▶ _CONSEGNA_
Stabilisci se le affermazioni seguenti concordano con il testo sul film La conversazione e rispondi a ciascuna con sì o no, citando alla lettera le parole del testo che lo decidono. (a) Harry Caul suona il sassofono nella propria casa. (b) Nel film viene rivelato il nome del Direttore. (c) Coppola ha tratto ispirazione da Blow Up di Antonioni.

La conversazione – Trama
Harry Caul (Gene Hackman) è un investigatore privato a San Francisco, esperto nelle intercettazioni. A causa del suo lavoro, Harry ha una forte ossessione paranoica per la privacy e la sua sicurezza. È per questo motivo che il suo appartamento è pressoché privo di arredamento e dotato di una tripla serratura. Allo stesso modo, il centro operativo delle sue azioni è recintato all’interno di un anonimo capannone. L’uomo tenta in ogni modo di tenere segreta la sua vita privata, anche con i suoi colleghi. L’unico svago che si concede è quello di suonare il sassofono in casa sua. L’eccessiva attenzione per la privacy lo porta a scontrarsi anche con i suoi colleghi, che non ne condividono i modi.
Harry riceve la telefonata da uno studio per conto de Il Direttore (Duvall) di cui non verrà mai rivelato il nome. Qui si interfaccia soprattutto col suo assistente Martin Stett (Harrison Ford) dal quale riceve le informazioni sulla missione. È chiamato quindi a seguire una coppia, impegno che si rivela arduo. Col passare del tempo scopre che sta seguendo la moglie del direttore, Ann (Cindy Williams) e il suo amante Mark (Frederic Forrest). Ascoltando la conversazione tra i due Harry capisce che potrebbero essere in pericolo. Per la prima volta nella sua carriera sembra trovarsi ad affrontare i rimorsi della coscienza e decide di agire. In realtà, la storia si rivelerà molto più complessa di come egli stesso aveva immaginato. Il crescendo della tensione si risolverà nel finale in cui troviamo il protagonista suonare il sassofono nel suo appartamento distrutto.
La conversazione – Blow up e il Watergate
Coppola non ha mai fatto mistero di aver tratto ispirazione nella realizzazione de La Conversazione dal capolavoro di Antonioni, Blow Up. Il film del 1966 segue in un certo senso lo stesso fil rouge di questo. Allo stesso modo, gli anni ’70 sono quelli delle grandi rivelazioni grazie alle intercettazioni, specialmente negli Stati Uniti col Watergate. Coppola dichiarerà più tardi di aver appreso con sua sorpresa che lo staff di Nixon utilizzava la stessa strumentazione del film per spiare i rivali. Il film scorre nella sua riflessione tra gli strumenti di controllo che emergevano sempre più forti e l’etica dell’uomo. Harry Caul sembra un uomo intangibile all’inizio del film, imparziale rispetto ai destini delle persone che ascolta. Il coinvolgimento per la vicenda centrale del film coglie di sorpresa lui per primo. Una sensazione che viene restituita alla perfezione dall’interpretazione di Hackman.

▶ _DATI ESTRATTI_

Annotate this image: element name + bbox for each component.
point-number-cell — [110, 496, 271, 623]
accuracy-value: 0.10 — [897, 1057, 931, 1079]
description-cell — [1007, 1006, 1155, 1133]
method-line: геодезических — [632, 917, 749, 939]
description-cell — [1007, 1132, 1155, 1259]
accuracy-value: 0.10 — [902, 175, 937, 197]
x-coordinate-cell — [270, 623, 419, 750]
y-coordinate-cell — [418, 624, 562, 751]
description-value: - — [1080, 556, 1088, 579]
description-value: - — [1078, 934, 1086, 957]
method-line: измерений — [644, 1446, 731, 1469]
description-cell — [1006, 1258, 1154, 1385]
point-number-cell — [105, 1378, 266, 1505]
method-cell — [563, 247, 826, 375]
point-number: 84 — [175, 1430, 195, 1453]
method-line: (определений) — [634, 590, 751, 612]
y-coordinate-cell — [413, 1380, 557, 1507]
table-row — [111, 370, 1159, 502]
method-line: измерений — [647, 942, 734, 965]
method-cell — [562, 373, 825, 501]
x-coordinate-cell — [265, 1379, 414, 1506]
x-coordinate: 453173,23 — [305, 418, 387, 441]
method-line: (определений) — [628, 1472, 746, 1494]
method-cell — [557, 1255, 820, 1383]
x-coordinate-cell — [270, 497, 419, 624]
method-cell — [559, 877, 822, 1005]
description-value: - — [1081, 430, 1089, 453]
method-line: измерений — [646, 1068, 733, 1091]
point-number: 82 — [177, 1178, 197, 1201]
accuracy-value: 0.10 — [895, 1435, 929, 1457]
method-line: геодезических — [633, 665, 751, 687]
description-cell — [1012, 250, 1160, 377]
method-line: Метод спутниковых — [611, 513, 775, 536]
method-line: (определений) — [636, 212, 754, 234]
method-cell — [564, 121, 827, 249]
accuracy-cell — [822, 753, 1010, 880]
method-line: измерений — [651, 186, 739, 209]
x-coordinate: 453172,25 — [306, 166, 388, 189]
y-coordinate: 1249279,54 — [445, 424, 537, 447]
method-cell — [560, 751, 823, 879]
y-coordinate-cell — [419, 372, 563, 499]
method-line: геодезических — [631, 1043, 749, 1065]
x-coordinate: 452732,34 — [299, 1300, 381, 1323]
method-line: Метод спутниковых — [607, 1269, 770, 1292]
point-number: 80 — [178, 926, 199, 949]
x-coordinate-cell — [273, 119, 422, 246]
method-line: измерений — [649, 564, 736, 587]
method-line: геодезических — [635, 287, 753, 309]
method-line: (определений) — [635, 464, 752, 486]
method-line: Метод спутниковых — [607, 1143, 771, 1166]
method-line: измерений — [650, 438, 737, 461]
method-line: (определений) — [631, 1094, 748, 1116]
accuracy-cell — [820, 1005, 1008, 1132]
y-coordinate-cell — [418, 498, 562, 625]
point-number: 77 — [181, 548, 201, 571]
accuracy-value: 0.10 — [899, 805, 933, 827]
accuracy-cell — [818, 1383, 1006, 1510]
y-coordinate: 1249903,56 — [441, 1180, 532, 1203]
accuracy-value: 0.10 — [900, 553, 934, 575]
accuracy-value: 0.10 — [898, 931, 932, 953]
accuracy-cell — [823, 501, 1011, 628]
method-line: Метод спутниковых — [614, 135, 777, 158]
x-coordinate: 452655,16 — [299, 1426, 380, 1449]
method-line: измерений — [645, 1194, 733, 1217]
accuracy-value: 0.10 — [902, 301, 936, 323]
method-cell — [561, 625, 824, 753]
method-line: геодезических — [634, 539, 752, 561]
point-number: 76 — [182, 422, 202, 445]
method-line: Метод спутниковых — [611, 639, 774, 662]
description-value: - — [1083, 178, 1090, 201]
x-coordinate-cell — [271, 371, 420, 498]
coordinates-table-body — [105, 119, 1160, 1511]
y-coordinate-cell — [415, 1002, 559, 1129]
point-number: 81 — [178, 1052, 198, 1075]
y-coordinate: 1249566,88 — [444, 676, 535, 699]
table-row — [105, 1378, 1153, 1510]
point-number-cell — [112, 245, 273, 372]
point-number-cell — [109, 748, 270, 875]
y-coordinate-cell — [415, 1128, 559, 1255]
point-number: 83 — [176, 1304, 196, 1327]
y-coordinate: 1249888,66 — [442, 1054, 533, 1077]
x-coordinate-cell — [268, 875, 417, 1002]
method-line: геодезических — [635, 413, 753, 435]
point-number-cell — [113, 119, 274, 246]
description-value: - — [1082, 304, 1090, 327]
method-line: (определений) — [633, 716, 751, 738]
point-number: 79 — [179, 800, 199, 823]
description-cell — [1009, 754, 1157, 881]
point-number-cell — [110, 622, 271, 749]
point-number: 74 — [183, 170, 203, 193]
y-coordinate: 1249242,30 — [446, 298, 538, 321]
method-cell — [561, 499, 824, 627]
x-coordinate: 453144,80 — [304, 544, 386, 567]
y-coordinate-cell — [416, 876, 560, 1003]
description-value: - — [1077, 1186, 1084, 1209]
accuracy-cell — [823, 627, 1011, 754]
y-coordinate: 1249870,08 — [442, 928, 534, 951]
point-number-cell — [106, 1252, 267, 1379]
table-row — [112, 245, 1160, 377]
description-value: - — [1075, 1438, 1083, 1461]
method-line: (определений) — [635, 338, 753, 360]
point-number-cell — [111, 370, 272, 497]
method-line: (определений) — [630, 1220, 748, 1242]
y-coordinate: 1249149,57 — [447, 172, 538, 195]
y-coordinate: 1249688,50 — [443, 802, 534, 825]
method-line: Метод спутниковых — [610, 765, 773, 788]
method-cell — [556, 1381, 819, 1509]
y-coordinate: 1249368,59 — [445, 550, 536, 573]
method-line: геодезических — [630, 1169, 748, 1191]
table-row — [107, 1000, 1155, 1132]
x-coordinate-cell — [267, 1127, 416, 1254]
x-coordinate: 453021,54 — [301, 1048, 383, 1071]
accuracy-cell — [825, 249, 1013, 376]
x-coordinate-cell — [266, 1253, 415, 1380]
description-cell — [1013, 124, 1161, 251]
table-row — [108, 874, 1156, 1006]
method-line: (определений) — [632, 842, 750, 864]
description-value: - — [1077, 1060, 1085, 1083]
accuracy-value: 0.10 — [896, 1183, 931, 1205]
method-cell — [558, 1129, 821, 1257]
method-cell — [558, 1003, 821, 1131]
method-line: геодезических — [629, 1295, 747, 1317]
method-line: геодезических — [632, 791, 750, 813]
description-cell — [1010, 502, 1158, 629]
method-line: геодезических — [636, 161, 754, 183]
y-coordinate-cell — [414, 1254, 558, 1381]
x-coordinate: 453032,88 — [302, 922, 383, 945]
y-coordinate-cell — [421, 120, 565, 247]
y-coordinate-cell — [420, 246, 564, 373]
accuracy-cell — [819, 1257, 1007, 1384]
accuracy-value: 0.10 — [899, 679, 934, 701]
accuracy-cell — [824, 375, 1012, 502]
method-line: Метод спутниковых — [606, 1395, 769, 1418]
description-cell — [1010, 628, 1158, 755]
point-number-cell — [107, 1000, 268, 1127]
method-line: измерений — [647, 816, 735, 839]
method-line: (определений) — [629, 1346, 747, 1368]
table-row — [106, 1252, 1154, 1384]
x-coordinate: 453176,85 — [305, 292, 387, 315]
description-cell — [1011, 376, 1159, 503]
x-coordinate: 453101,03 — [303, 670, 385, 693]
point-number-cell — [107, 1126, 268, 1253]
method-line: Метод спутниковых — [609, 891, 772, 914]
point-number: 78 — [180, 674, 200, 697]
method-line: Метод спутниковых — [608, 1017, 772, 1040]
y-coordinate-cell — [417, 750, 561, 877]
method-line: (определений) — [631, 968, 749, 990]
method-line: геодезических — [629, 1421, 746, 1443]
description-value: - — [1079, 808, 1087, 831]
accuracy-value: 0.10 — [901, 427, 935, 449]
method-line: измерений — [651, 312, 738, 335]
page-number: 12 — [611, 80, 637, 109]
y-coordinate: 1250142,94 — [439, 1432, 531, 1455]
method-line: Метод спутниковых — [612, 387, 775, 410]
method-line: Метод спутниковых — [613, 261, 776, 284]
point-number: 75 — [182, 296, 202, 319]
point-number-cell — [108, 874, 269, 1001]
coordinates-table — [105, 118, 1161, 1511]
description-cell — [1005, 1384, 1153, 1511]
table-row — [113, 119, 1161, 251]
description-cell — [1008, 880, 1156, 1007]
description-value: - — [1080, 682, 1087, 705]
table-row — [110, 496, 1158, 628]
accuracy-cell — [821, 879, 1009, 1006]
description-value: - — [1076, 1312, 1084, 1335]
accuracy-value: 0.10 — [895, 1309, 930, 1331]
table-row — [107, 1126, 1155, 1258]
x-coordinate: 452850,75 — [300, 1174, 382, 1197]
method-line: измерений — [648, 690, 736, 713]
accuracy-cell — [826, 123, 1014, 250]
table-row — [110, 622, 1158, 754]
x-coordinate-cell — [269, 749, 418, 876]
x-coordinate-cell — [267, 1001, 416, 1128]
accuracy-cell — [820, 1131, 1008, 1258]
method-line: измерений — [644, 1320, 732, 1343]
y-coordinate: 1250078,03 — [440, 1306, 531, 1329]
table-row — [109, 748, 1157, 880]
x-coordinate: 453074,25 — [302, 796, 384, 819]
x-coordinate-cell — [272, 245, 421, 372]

▶ _SOLUZIONE_
(a) Sì: «L’unico svago che si concede è quello di suonare il sassofono in casa sua.»
(b) No: «di cui non verrà mai rivelato il nome»
(c) Sì: «Coppola non ha mai fatto mistero di aver tratto ispirazione nella realizzazione de La Conversazione dal capolavoro di Antonioni, Blow Up.»